▶ **Stored records**:
□ □ □

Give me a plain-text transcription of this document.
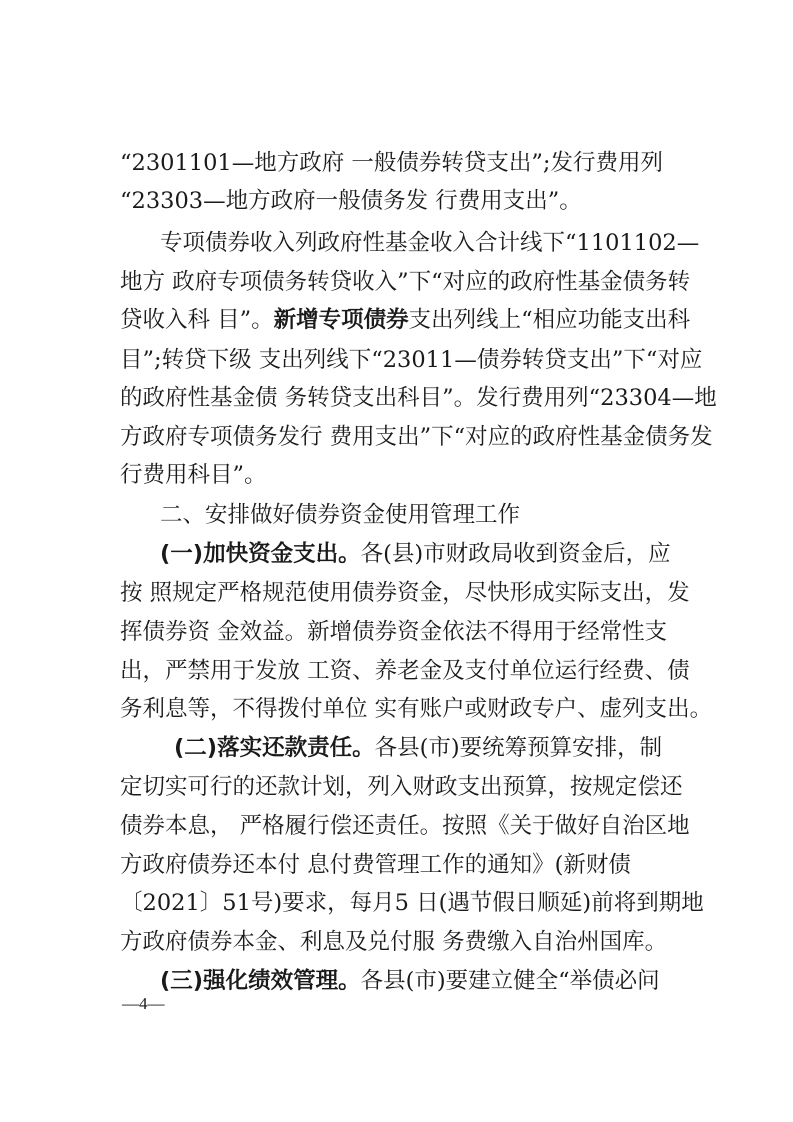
“2301101—地方政府 一般债券转贷支出”;发行费用列
“23303—地方政府一般债务发 行费用支出”。
专项债券收入列政府性基金收入合计线下“1101102—
地方 政府专项债务转贷收入”下“对应的政府性基金债务转
贷收入科 目”。新增专项债券支出列线上“相应功能支出科
目”;转贷下级 支出列线下“23011—债券转贷支出”下“对应
的政府性基金债 务转贷支出科目”。发行费用列“23304—地
方政府专项债务发行 费用支出”下“对应的政府性基金债务发
行费用科目”。
二、安排做好债券资金使用管理工作
(一)加快资金支出。各(县)市财政局收到资金后，应
按 照规定严格规范使用债券资金，尽快形成实际支出，发
挥债券资 金效益。新增债券资金依法不得用于经常性支
出，严禁用于发放 工资、养老金及支付单位运行经费、债
务利息等，不得拨付单位 实有账户或财政专户、虚列支出。
(二)落实还款责任。各县(市)要统筹预算安排，制
定切实可行的还款计划，列入财政支出预算，按规定偿还
债券本息， 严格履行偿还责任。按照《关于做好自治区地
方政府债券还本付 息付费管理工作的通知》(新财债
〔2021〕51号)要求，每月5 日(遇节假日顺延)前将到期地
方政府债券本金、利息及兑付服 务费缴入自治州国库。
(三)强化绩效管理。各县(市)要建立健全“举债必问
—4—
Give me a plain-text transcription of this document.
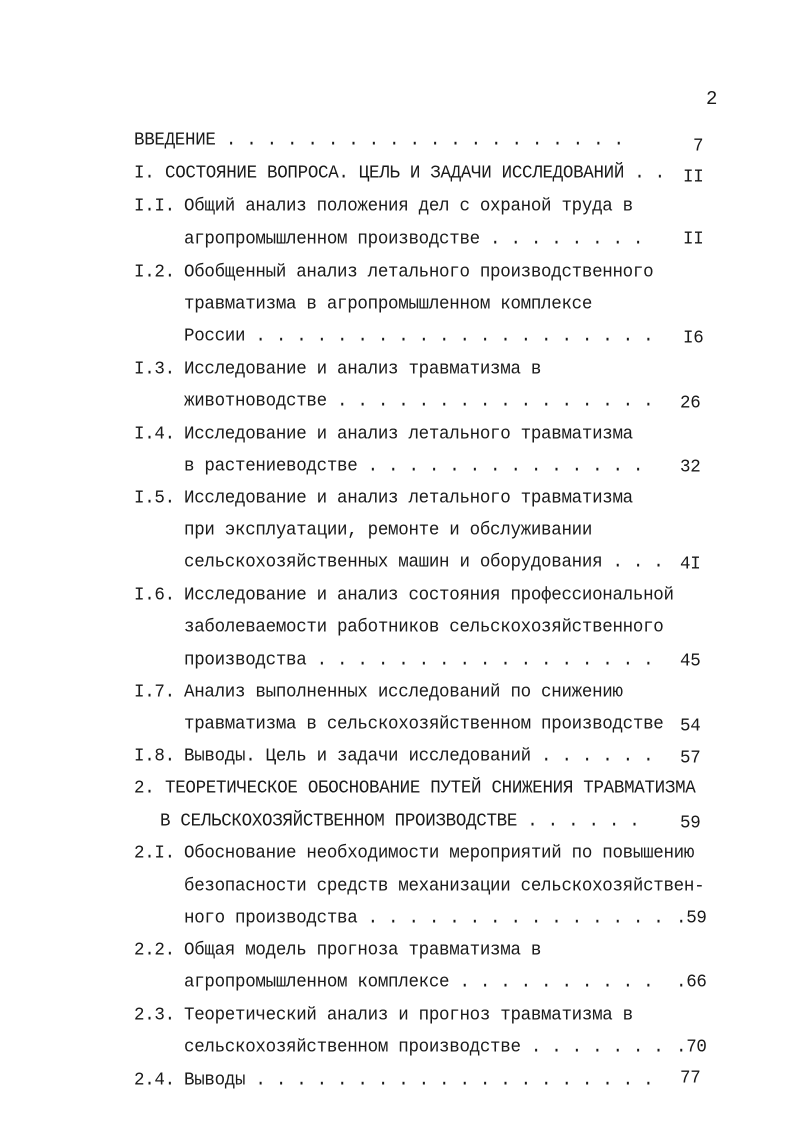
2
ВВЕДЕНИЕ . . . . . . . . . . . . . . . . . . . .	7
I. СОСТОЯНИЕ ВОПРОСА. ЦЕЛЬ И ЗАДАЧИ ИССЛЕДОВАНИЙ . . II
I.I. Общий анализ положения дел с охраной труда в
агропромышленном производстве . . . . . . . . II
I.2. Обобщенный анализ летального производственного
травматизма в агропромышленном комплексе
России . . . . . . . . . . . . . . . . . . . . I6
I.3. Исследование и анализ травматизма в
животноводстве . . . . . . . . . . . . . . . . 26
I.4. Исследование и анализ летального травматизма
в растениеводстве . . . . . . . . . . . . . . 32
I.5. Исследование и анализ летального травматизма
при эксплуатации, ремонте и обслуживании
сельскохозяйственных машин и оборудования . . . 4I
I.6. Исследование и анализ состояния профессиональной
заболеваемости работников сельскохозяйственного
производства . . . . . . . . . . . . . . . . . 45
I.7. Анализ выполненных исследований по снижению
травматизма в сельскохозяйственном производстве 54
I.8. Выводы. Цель и задачи исследований . . . . . . 57
2. ТЕОРЕТИЧЕСКОЕ ОБОСНОВАНИЕ ПУТЕЙ СНИЖЕНИЯ ТРАВМАТИЗМА
В СЕЛЬСКОХОЗЯЙСТВЕННОМ ПРОИЗВОДСТВЕ . . . . . . 59
2.I. Обоснование необходимости мероприятий по повышению
безопасности средств механизации сельскохозяйствен-
ного производства . . . . . . . . . . . . . . . .59
2.2. Общая модель прогноза травматизма в
агропромышленном комплексе . . . . . . . . . . .66
2.3. Теоретический анализ и прогноз травматизма в
сельскохозяйственном производстве . . . . . . . .70
2.4. Выводы . . . . . . . . . . . . . . . . . . . . 77
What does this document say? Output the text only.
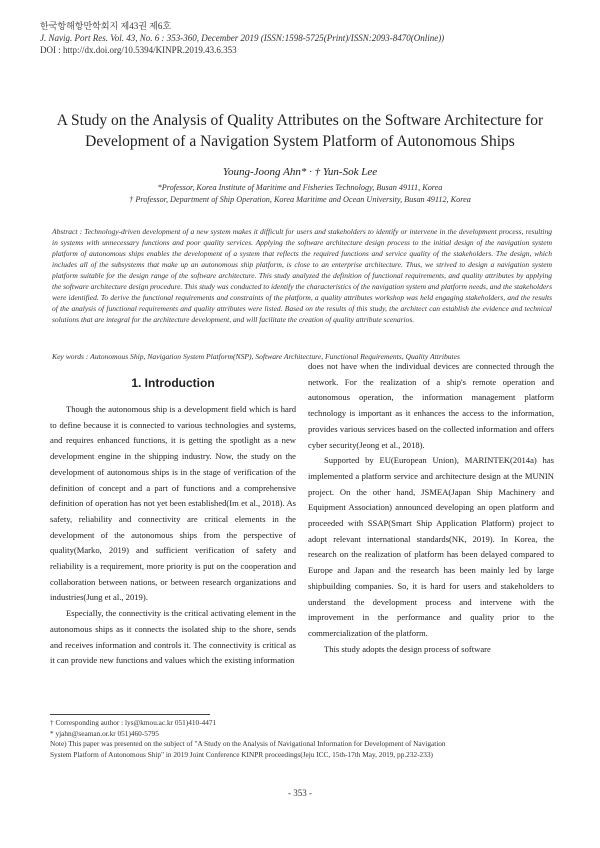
한국항해항만학회지 제43권 제6호
J. Navig. Port Res. Vol. 43, No. 6 : 353-360, December 2019 (ISSN:1598-5725(Print)/ISSN:2093-8470(Online))
DOI : http://dx.doi.org/10.5394/KINPR.2019.43.6.353
A Study on the Analysis of Quality Attributes on the Software Architecture for Development of a Navigation System Platform of Autonomous Ships
Young-Joong Ahn* · † Yun-Sok Lee
*Professor, Korea Institute of Maritime and Fisheries Technology, Busan 49111, Korea
† Professor, Department of Ship Operation, Korea Maritime and Ocean University, Busan 49112, Korea
Abstract : Technology-driven development of a new system makes it difficult for users and stakeholders to identify or intervene in the development process, resulting in systems with unnecessary functions and poor quality services. Applying the software architecture design process to the initial design of the navigation system platform of autonomous ships enables the development of a system that reflects the required functions and service quality of the stakeholders. The design, which includes all of the subsystems that make up an autonomous ship platform, is close to an enterprise architecture. Thus, we strived to design a navigation system platform suitable for the design range of the software architecture. This study analyzed the definition of functional requirements, and quality attributes by applying the software architecture design procedure. This study was conducted to identify the characteristics of the navigation system and platform needs, and the stakeholders were identified. To derive the functional requirements and constraints of the platform, a quality attributes workshop was held engaging stakeholders, and the results of the analysis of functional requirements and quality attributes were listed. Based on the results of this study, the architect can establish the evidence and technical solutions that are integral for the architecture development, and will facilitate the creation of quality attribute scenarios.
Key words : Autonomous Ship, Navigation System Platform(NSP), Software Architecture, Functional Requirements, Quality Attributes
1. Introduction

Though the autonomous ship is a development field which is hard to define because it is connected to various technologies and systems, and requires enhanced functions, it is getting the spotlight as a new development engine in the shipping industry. Now, the study on the development of autonomous ships is in the stage of verification of the definition of concept and a part of functions and a comprehensive definition of operation has not yet been established(Im et al., 2018). As safety, reliability and connectivity are critical elements in the development of the autonomous ships from the perspective of quality(Marko, 2019) and sufficient verification of safety and reliability is a requirement, more priority is put on the cooperation and collaboration between nations, or between research organizations and industries(Jung et al., 2019).

Especially, the connectivity is the critical activating element in the autonomous ships as it connects the isolated ship to the shore, sends and receives information and controls it. The connectivity is critical as it can provide new functions and values which the existing information

does not have when the individual devices are connected through the network. For the realization of a ship's remote operation and autonomous operation, the information management platform technology is important as it enhances the access to the information, provides various services based on the collected information and offers cyber security(Jeong et al., 2018).

Supported by EU(European Union), MARINTEK(2014a) has implemented a platform service and architecture design at the MUNIN project. On the other hand, JSMEA(Japan Ship Machinery and Equipment Association) announced developing an open platform and proceeded with SSAP(Smart Ship Application Platform) project to adopt relevant international standards(NK, 2019). In Korea, the research on the realization of platform has been delayed compared to Europe and Japan and the research has been mainly led by large shipbuilding companies. So, it is hard for users and stakeholders to understand the development process and intervene with the improvement in the performance and quality prior to the commercialization of the platform.

This study adopts the design process of software

† Corresponding author : lys@kmou.ac.kr 051)410-4471
* yjahn@seaman.or.kr 051)460-5795
Note) This paper was presented on the subject of "A Study on the Analysis of Navigational Information for Development of Navigation
System Platform of Autonomous Ship" in 2019 Joint Conference KINPR proceedings(Jeju ICC, 15th-17th May, 2019, pp.232-233)
- 353 -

□ □ □

▶ **What to do**: Extract all lines containing the word "various".

▶ **Written reply**:
Though the autonomous ship is a development field which is hard to define because it is connected to various technologies and systems, and requires enhanced functions, it is getting the spotlight as a new development engine in the shipping industry. Now, the study on the development of autonomous ships is in the stage of verification of the definition of concept and a part of functions and a comprehensive definition of operation has not yet been established(Im et al., 2018). As safety, reliability and connectivity are critical elements in the development of the autonomous ships from the perspective of quality(Marko, 2019) and sufficient verification of safety and reliability is a requirement, more priority is put on the cooperation and collaboration between nations, or between research organizations and industries(Jung et al., 2019).
does not have when the individual devices are connected through the network. For the realization of a ship's remote operation and autonomous operation, the information management platform technology is important as it enhances the access to the information, provides various services based on the collected information and offers cyber security(Jeong et al., 2018).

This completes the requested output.